[Data excerpts]
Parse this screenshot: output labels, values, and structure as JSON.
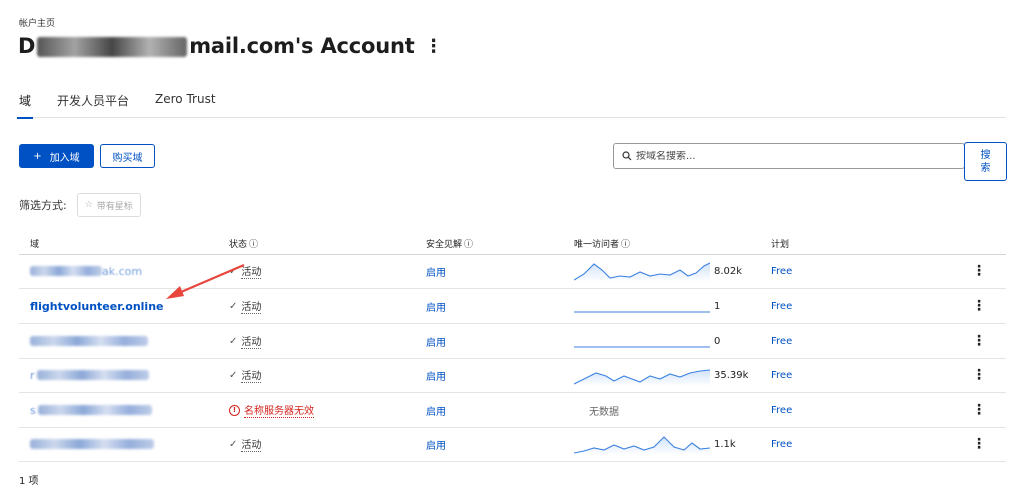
{
  "breadcrumb": "帐户主页",
  "page_title": "D       mail.com's Account",
  "page_title_visible_suffix": "mail.com's Account",
  "page_title_prefix_visible": "D",
  "tabs": [
    {
      "label": "域",
      "active": true
    },
    {
      "label": "开发人员平台",
      "active": false
    },
    {
      "label": "Zero Trust",
      "active": false
    }
  ],
  "actions": {
    "add_domain_label": "加入域",
    "buy_domain_label": "购买域"
  },
  "search": {
    "placeholder": "按域名搜索...",
    "button_label": "搜索"
  },
  "filter": {
    "label": "筛选方式:",
    "starred_label": "带有星标"
  },
  "table": {
    "headers": {
      "domain": "域",
      "status": "状态",
      "security": "安全见解",
      "visitors": "唯一访问者",
      "plan": "计划"
    },
    "rows": [
      {
        "domain_visible": "ak.com",
        "status": "活动",
        "status_type": "ok",
        "security": "启用",
        "visitors": "8.02k",
        "plan": "Free"
      },
      {
        "domain_visible": "flightvolunteer.online",
        "status": "活动",
        "status_type": "ok",
        "security": "启用",
        "visitors": "1",
        "plan": "Free"
      },
      {
        "domain_visible": "",
        "status": "活动",
        "status_type": "ok",
        "security": "启用",
        "visitors": "0",
        "plan": "Free"
      },
      {
        "domain_visible": "r",
        "status": "活动",
        "status_type": "ok",
        "security": "启用",
        "visitors": "35.39k",
        "plan": "Free"
      },
      {
        "domain_visible": "s",
        "status": "名称服务器无效",
        "status_type": "error",
        "security": "启用",
        "visitors": "无数据",
        "plan": "Free"
      },
      {
        "domain_visible": "",
        "status": "活动",
        "status_type": "ok",
        "security": "启用",
        "visitors": "1.1k",
        "plan": "Free"
      }
    ]
  },
  "count_label": "1 项",
  "colors": {
    "accent": "#0051c3",
    "error": "#d4231e",
    "arrow": "#e8453c"
  }
}
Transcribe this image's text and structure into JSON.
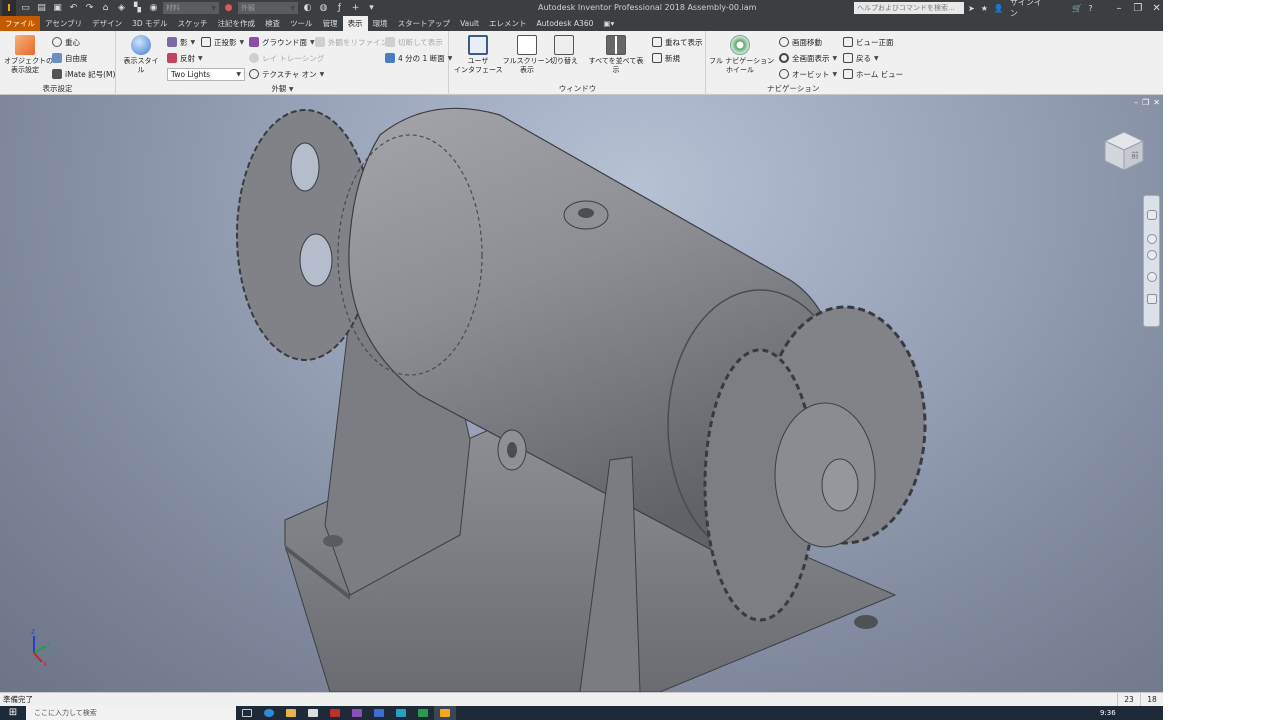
{
  "title_bar": {
    "logo_letter": "I",
    "doc_title": "Autodesk Inventor Professional 2018   Assembly-00.iam",
    "material_combo": "材料",
    "appearance_combo": "外観",
    "help_search_placeholder": "ヘルプおよびコマンドを検索...",
    "sign_in": "サインイン"
  },
  "tabs": [
    "ファイル",
    "アセンブリ",
    "デザイン",
    "3D モデル",
    "スケッチ",
    "注記を作成",
    "検査",
    "ツール",
    "管理",
    "表示",
    "環境",
    "スタートアップ",
    "Vault",
    "エレメント",
    "Autodesk A360"
  ],
  "active_tab_index": 9,
  "ribbon": {
    "display_settings": {
      "label": "表示設定",
      "object_visibility": "オブジェクトの\n表示設定",
      "center_of_gravity": "重心",
      "dof": "自由度",
      "imate_glyph": "iMate 記号(M)"
    },
    "appearance": {
      "label": "外観",
      "visual_style": "表示スタイル",
      "shadows": "影",
      "reflections": "反射",
      "lighting_value": "Two Lights",
      "orthographic": "正投影",
      "ground_plane": "グラウンド面",
      "ray_tracing": "レイ トレーシング",
      "textures": "テクスチャ オン",
      "refine_appearance": "外観をリファイン",
      "section_view": "切断して表示",
      "quarter_section": "4 分の 1 断面"
    },
    "windows": {
      "label": "ウィンドウ",
      "user_interface": "ユーザ\nインタフェース",
      "full_screen": "フルスクリーン\n表示",
      "switch": "切り替え",
      "arrange_all": "すべてを並べて表示",
      "cascade": "重ねて表示",
      "new": "新規"
    },
    "navigation": {
      "label": "ナビゲーション",
      "full_nav_wheel": "フル ナビゲーション\nホイール",
      "pan": "画面移動",
      "zoom_all": "全画面表示",
      "orbit": "オービット",
      "look_at": "ビュー正面",
      "back": "戻る",
      "home_view": "ホーム ビュー"
    }
  },
  "viewcube_label": "前",
  "statusbar": {
    "text": "準備完了",
    "occurrences": "23",
    "files_open": "18"
  },
  "taskbar": {
    "search_placeholder": "ここに入力して検索",
    "clock": "9:36"
  },
  "colors": {
    "titlebar": "#3c3f41",
    "file_tab": "#c45a00",
    "model_gray": "#7d7f84"
  }
}
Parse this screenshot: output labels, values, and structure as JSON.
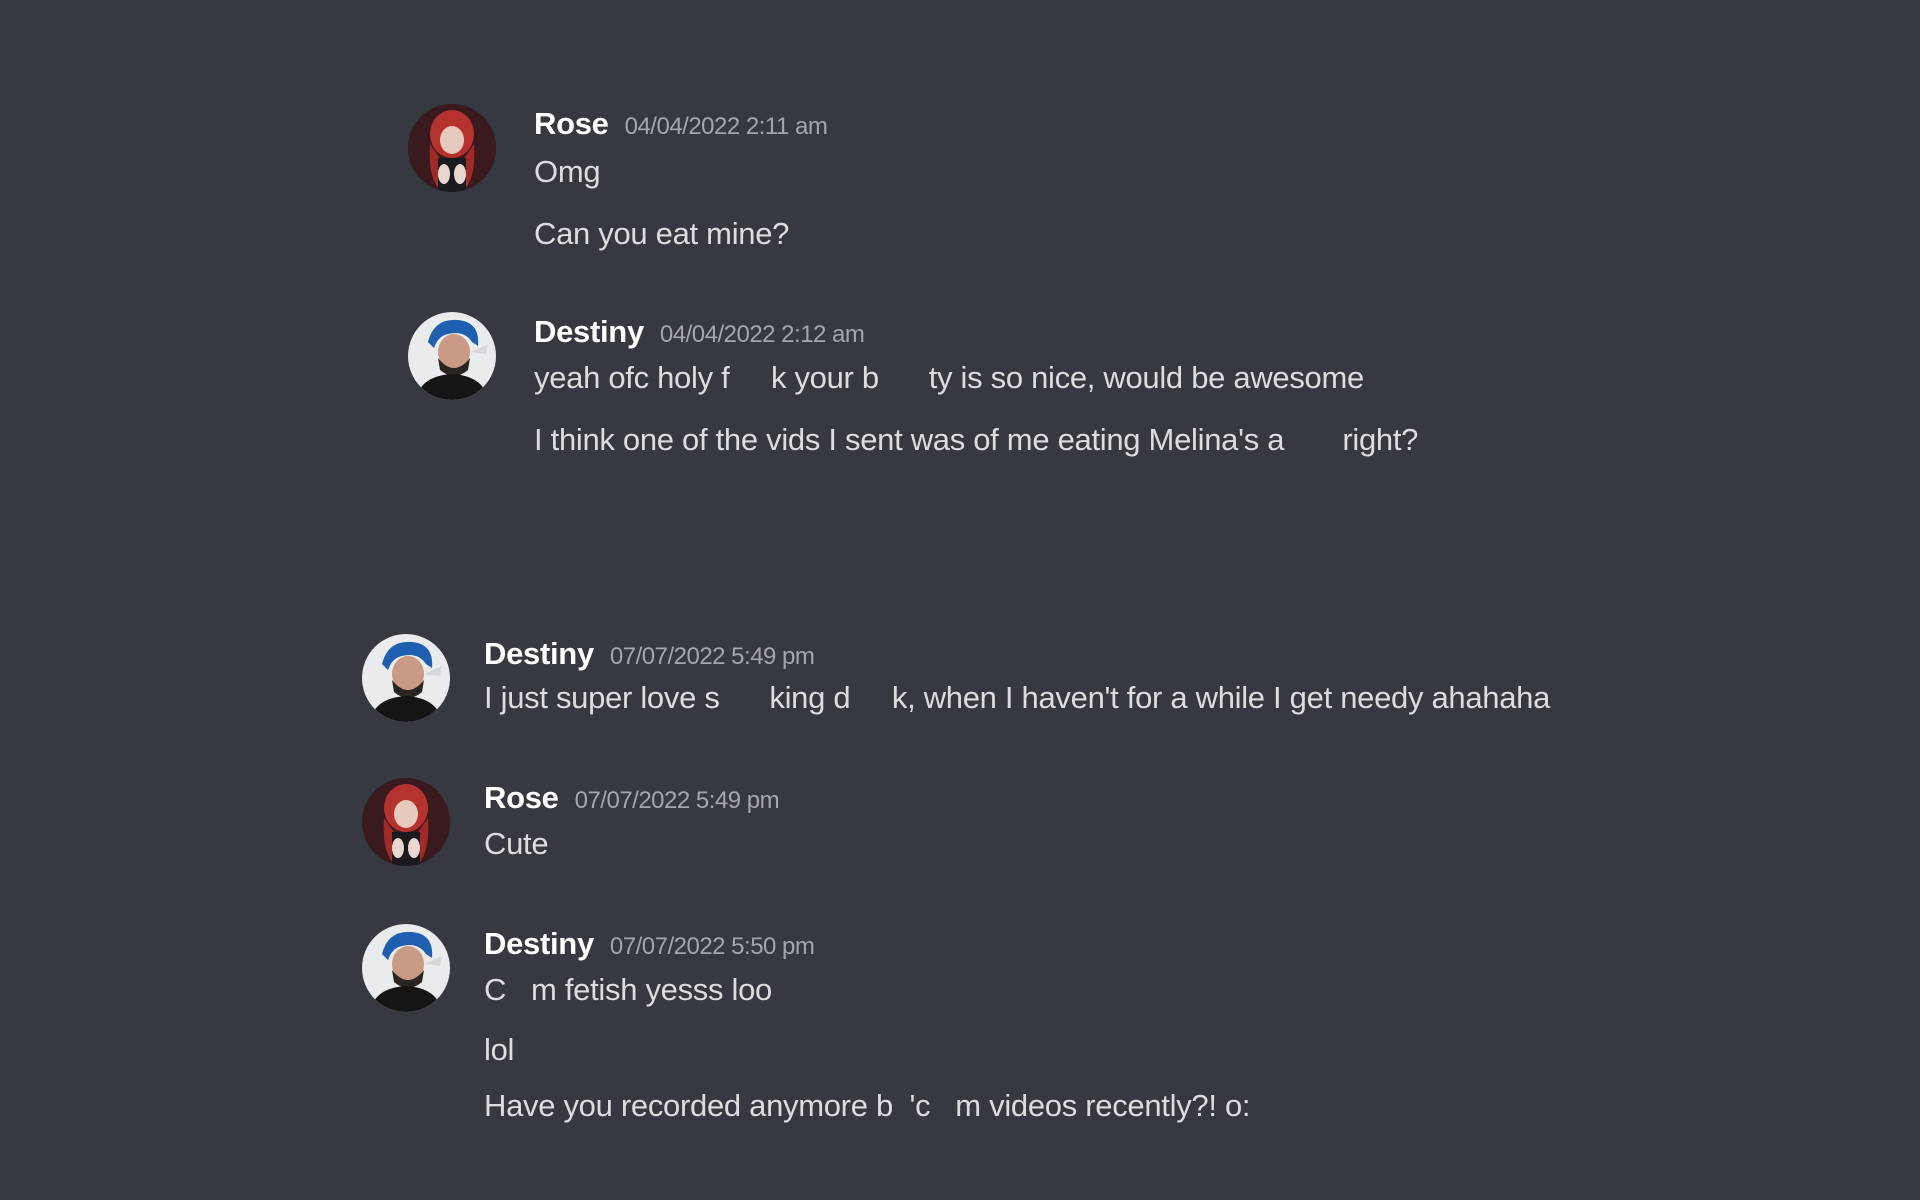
{
  "messages": [
    {
      "username": "Rose",
      "timestamp": "04/04/2022 2:11 am",
      "avatar_icon": "rose-avatar",
      "lines": [
        "Omg",
        "Can you eat mine?"
      ]
    },
    {
      "username": "Destiny",
      "timestamp": "04/04/2022 2:12 am",
      "avatar_icon": "destiny-avatar",
      "lines": [
        "yeah ofc holy f     k your b      ty is so nice, would be awesome",
        "I think one of the vids I sent was of me eating Melina's a       right?"
      ]
    },
    {
      "username": "Destiny",
      "timestamp": "07/07/2022 5:49 pm",
      "avatar_icon": "destiny-avatar",
      "lines": [
        "I just super love s      king d     k, when I haven't for a while I get needy ahahaha"
      ]
    },
    {
      "username": "Rose",
      "timestamp": "07/07/2022 5:49 pm",
      "avatar_icon": "rose-avatar",
      "lines": [
        "Cute"
      ]
    },
    {
      "username": "Destiny",
      "timestamp": "07/07/2022 5:50 pm",
      "avatar_icon": "destiny-avatar",
      "lines": [
        "C   m fetish yesss loo",
        "lol",
        "Have you recorded anymore b  'c   m videos recently?! o:"
      ]
    }
  ],
  "colors": {
    "background": "#36393f",
    "username": "#ffffff",
    "timestamp": "#a3a6aa",
    "message_text": "#dcddde"
  }
}
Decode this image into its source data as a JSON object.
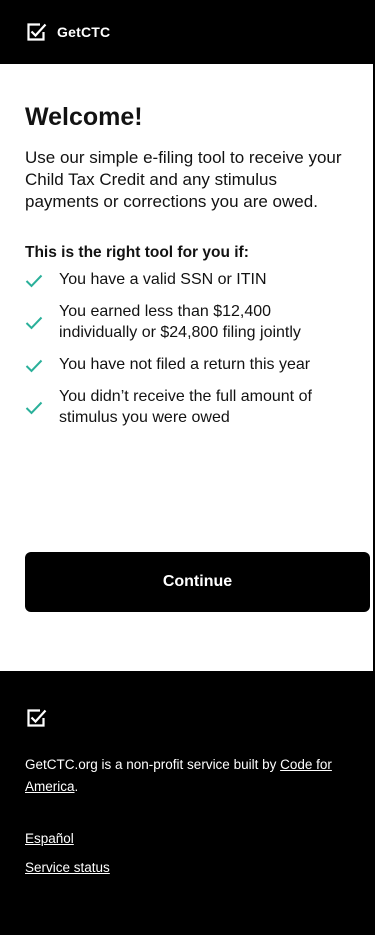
{
  "header": {
    "logo_icon": "checkbox-checked-icon",
    "brand": "GetCTC"
  },
  "main": {
    "title": "Welcome!",
    "intro": "Use our simple e-filing tool to receive your Child Tax Credit and any stimulus payments or corrections you are owed.",
    "subhead": "This is the right tool for you if:",
    "check_icon": "checkmark-icon",
    "check_color": "#2ab09a",
    "criteria": [
      "You have a valid SSN or ITIN",
      "You earned less than $12,400 individually or $24,800 filing jointly",
      "You have not filed a return this year",
      "You didn’t receive the full amount of stimulus you were owed"
    ],
    "continue_label": "Continue"
  },
  "footer": {
    "logo_icon": "checkbox-checked-icon",
    "about_prefix": "GetCTC.org is a non-profit service built by ",
    "about_link": "Code for America",
    "about_suffix": ".",
    "links": [
      "Español",
      "Service status"
    ]
  }
}
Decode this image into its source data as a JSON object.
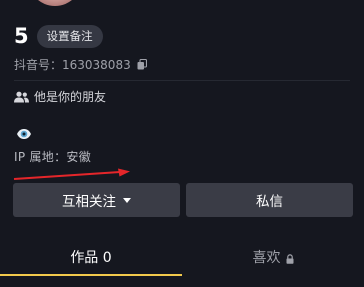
{
  "profile": {
    "name": "5",
    "remark_button": "设置备注",
    "douyin_id": "抖音号：163038083",
    "friend_text": "他是你的朋友",
    "ip_location": "IP 属地：安徽"
  },
  "buttons": {
    "follow": "互相关注",
    "message": "私信"
  },
  "tabs": {
    "works": "作品 0",
    "likes": "喜欢"
  },
  "colors": {
    "background": "#15171f",
    "button_bg": "#3a3c46",
    "tab_underline": "#f2c94c",
    "arrow": "#e5262a",
    "eye_icon": "#5fa8d3"
  },
  "icons": {
    "copy": "copy-icon",
    "friends": "friends-icon",
    "eye": "eye-icon",
    "dropdown": "caret-down-icon",
    "lock": "lock-icon"
  }
}
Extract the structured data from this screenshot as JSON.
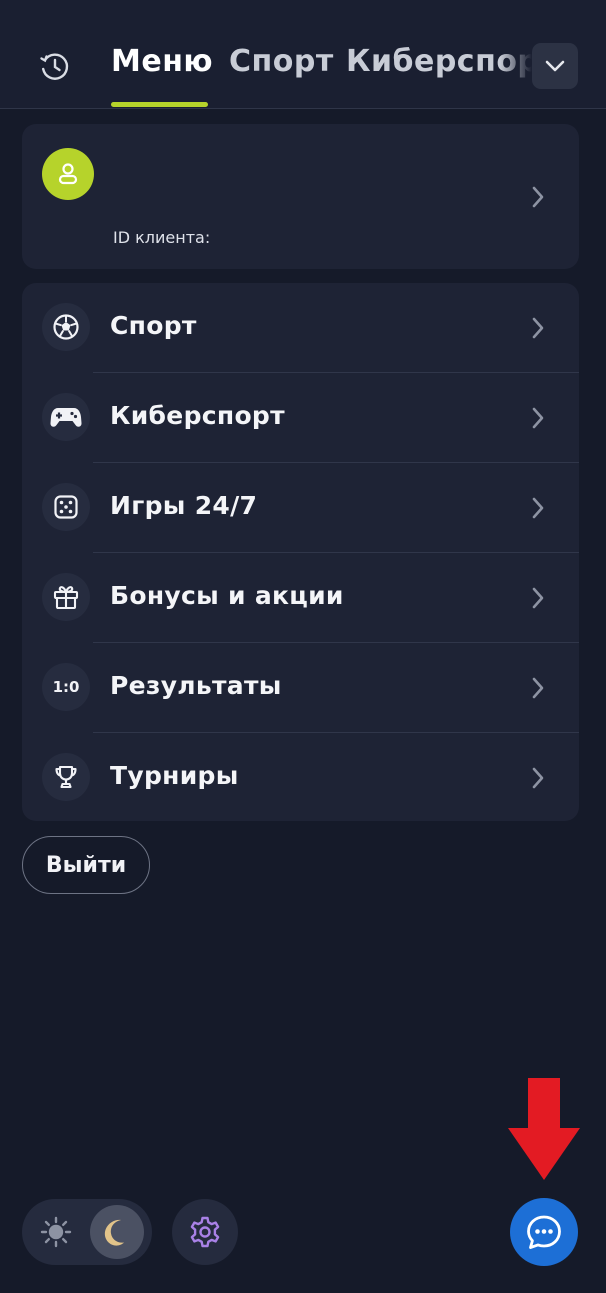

Description of the task: Report how many lines contain "stimulus". Give nothing but the number.

Task answer: 2